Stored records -
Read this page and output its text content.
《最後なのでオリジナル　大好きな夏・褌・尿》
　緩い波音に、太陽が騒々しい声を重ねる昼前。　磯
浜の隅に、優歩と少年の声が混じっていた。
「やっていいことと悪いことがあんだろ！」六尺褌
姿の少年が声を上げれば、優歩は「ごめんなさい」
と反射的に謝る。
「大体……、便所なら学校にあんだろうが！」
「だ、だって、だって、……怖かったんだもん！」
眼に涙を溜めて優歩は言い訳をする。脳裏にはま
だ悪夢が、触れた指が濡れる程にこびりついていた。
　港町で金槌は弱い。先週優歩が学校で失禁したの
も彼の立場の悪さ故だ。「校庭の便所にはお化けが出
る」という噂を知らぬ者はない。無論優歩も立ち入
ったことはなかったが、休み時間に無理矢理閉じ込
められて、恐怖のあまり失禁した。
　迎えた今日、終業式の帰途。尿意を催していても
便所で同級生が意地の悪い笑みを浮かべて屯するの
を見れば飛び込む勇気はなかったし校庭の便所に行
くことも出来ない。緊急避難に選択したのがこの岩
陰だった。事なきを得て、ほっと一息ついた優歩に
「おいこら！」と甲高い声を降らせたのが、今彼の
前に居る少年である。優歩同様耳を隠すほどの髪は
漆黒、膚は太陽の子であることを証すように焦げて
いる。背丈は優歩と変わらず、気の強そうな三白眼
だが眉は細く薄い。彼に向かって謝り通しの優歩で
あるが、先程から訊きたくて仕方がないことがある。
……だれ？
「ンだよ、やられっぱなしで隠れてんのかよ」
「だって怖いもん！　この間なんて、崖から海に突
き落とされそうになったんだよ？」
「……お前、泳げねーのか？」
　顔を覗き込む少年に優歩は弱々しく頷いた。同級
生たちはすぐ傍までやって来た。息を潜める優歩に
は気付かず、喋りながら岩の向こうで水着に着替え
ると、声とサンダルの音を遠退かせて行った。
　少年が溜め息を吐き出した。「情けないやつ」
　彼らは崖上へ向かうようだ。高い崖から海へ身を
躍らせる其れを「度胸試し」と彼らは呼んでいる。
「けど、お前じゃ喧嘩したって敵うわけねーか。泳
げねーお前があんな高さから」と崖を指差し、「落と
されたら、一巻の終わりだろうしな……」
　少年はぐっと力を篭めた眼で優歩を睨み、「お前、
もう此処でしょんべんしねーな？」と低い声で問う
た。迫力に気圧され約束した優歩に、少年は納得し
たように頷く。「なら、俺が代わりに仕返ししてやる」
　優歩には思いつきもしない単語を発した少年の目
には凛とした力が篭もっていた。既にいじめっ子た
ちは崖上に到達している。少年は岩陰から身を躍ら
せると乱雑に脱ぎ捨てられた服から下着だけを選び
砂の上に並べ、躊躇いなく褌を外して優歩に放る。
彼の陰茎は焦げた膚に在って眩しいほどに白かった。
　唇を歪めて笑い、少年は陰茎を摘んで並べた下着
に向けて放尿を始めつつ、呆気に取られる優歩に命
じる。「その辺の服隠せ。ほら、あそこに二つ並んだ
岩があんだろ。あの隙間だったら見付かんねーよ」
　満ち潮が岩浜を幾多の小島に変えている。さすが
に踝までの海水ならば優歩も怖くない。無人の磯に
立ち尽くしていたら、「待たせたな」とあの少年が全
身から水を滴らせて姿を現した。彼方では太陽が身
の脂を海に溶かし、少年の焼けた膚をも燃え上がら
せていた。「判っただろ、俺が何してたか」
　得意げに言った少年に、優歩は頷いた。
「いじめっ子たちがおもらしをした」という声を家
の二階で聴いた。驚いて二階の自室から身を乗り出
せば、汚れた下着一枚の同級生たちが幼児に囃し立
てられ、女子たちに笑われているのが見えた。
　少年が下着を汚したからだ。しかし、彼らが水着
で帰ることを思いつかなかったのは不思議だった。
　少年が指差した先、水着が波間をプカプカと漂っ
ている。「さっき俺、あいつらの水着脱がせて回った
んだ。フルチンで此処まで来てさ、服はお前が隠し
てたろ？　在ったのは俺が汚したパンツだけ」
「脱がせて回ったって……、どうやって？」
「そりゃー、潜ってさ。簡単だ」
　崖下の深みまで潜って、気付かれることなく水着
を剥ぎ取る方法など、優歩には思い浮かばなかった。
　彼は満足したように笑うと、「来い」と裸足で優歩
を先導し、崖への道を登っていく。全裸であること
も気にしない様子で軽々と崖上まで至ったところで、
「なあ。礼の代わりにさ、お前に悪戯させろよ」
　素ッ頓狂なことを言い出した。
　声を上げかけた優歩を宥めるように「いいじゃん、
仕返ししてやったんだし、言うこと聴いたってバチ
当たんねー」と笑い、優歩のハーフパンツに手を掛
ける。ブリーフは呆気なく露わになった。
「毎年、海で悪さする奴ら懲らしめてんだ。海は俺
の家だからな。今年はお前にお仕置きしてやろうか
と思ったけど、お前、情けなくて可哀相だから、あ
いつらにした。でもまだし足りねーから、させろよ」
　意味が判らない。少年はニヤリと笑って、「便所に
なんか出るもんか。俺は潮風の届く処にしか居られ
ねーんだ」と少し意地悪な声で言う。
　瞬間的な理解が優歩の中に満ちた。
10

Stated goal -
Extract each record, keeping it identical to the original.

Output for this task -
Read this page and output its text content.
《最後なのでオリジナル　大好きな夏・褌・尿》
　緩い波音に、太陽が騒々しい声を重ねる昼前。　磯
浜の隅に、優歩と少年の声が混じっていた。
「やっていいことと悪いことがあんだろ！」六尺褌
姿の少年が声を上げれば、優歩は「ごめんなさい」
と反射的に謝る。
「大体……、便所なら学校にあんだろうが！」
「だ、だって、だって、……怖かったんだもん！」
眼に涙を溜めて優歩は言い訳をする。脳裏にはま
だ悪夢が、触れた指が濡れる程にこびりついていた。
　港町で金槌は弱い。先週優歩が学校で失禁したの
も彼の立場の悪さ故だ。「校庭の便所にはお化けが出
る」という噂を知らぬ者はない。無論優歩も立ち入
ったことはなかったが、休み時間に無理矢理閉じ込
められて、恐怖のあまり失禁した。
　迎えた今日、終業式の帰途。尿意を催していても
便所で同級生が意地の悪い笑みを浮かべて屯するの
を見れば飛び込む勇気はなかったし校庭の便所に行
くことも出来ない。緊急避難に選択したのがこの岩
陰だった。事なきを得て、ほっと一息ついた優歩に
「おいこら！」と甲高い声を降らせたのが、今彼の
前に居る少年である。優歩同様耳を隠すほどの髪は
漆黒、膚は太陽の子であることを証すように焦げて
いる。背丈は優歩と変わらず、気の強そうな三白眼
だが眉は細く薄い。彼に向かって謝り通しの優歩で
あるが、先程から訊きたくて仕方がないことがある。
……だれ？
「ンだよ、やられっぱなしで隠れてんのかよ」
「だって怖いもん！　この間なんて、崖から海に突
き落とされそうになったんだよ？」
「……お前、泳げねーのか？」
　顔を覗き込む少年に優歩は弱々しく頷いた。同級
生たちはすぐ傍までやって来た。息を潜める優歩に
は気付かず、喋りながら岩の向こうで水着に着替え
ると、声とサンダルの音を遠退かせて行った。
　少年が溜め息を吐き出した。「情けないやつ」
　彼らは崖上へ向かうようだ。高い崖から海へ身を
躍らせる其れを「度胸試し」と彼らは呼んでいる。
「けど、お前じゃ喧嘩したって敵うわけねーか。泳
げねーお前があんな高さから」と崖を指差し、「落と
されたら、一巻の終わりだろうしな……」
　少年はぐっと力を篭めた眼で優歩を睨み、「お前、
もう此処でしょんべんしねーな？」と低い声で問う
た。迫力に気圧され約束した優歩に、少年は納得し
たように頷く。「なら、俺が代わりに仕返ししてやる」
　優歩には思いつきもしない単語を発した少年の目
には凛とした力が篭もっていた。既にいじめっ子た
ちは崖上に到達している。少年は岩陰から身を躍ら
せると乱雑に脱ぎ捨てられた服から下着だけを選び
砂の上に並べ、躊躇いなく褌を外して優歩に放る。
彼の陰茎は焦げた膚に在って眩しいほどに白かった。
　唇を歪めて笑い、少年は陰茎を摘んで並べた下着
に向けて放尿を始めつつ、呆気に取られる優歩に命
じる。「その辺の服隠せ。ほら、あそこに二つ並んだ
岩があんだろ。あの隙間だったら見付かんねーよ」
　満ち潮が岩浜を幾多の小島に変えている。さすが
に踝までの海水ならば優歩も怖くない。無人の磯に
立ち尽くしていたら、「待たせたな」とあの少年が全
身から水を滴らせて姿を現した。彼方では太陽が身
の脂を海に溶かし、少年の焼けた膚をも燃え上がら
せていた。「判っただろ、俺が何してたか」
　得意げに言った少年に、優歩は頷いた。
「いじめっ子たちがおもらしをした」という声を家
の二階で聴いた。驚いて二階の自室から身を乗り出
せば、汚れた下着一枚の同級生たちが幼児に囃し立
てられ、女子たちに笑われているのが見えた。
　少年が下着を汚したからだ。しかし、彼らが水着
で帰ることを思いつかなかったのは不思議だった。
　少年が指差した先、水着が波間をプカプカと漂っ
ている。「さっき俺、あいつらの水着脱がせて回った
んだ。フルチンで此処まで来てさ、服はお前が隠し
てたろ？　在ったのは俺が汚したパンツだけ」
「脱がせて回ったって……、どうやって？」
「そりゃー、潜ってさ。簡単だ」
　崖下の深みまで潜って、気付かれることなく水着
を剥ぎ取る方法など、優歩には思い浮かばなかった。
　彼は満足したように笑うと、「来い」と裸足で優歩
を先導し、崖への道を登っていく。全裸であること
も気にしない様子で軽々と崖上まで至ったところで、
「なあ。礼の代わりにさ、お前に悪戯させろよ」
　素ッ頓狂なことを言い出した。
　声を上げかけた優歩を宥めるように「いいじゃん、
仕返ししてやったんだし、言うこと聴いたってバチ
当たんねー」と笑い、優歩のハーフパンツに手を掛
ける。ブリーフは呆気なく露わになった。
「毎年、海で悪さする奴ら懲らしめてんだ。海は俺
の家だからな。今年はお前にお仕置きしてやろうか
と思ったけど、お前、情けなくて可哀相だから、あ
いつらにした。でもまだし足りねーから、させろよ」
　意味が判らない。少年はニヤリと笑って、「便所に
なんか出るもんか。俺は潮風の届く処にしか居られ
ねーんだ」と少し意地悪な声で言う。
　瞬間的な理解が優歩の中に満ちた。
10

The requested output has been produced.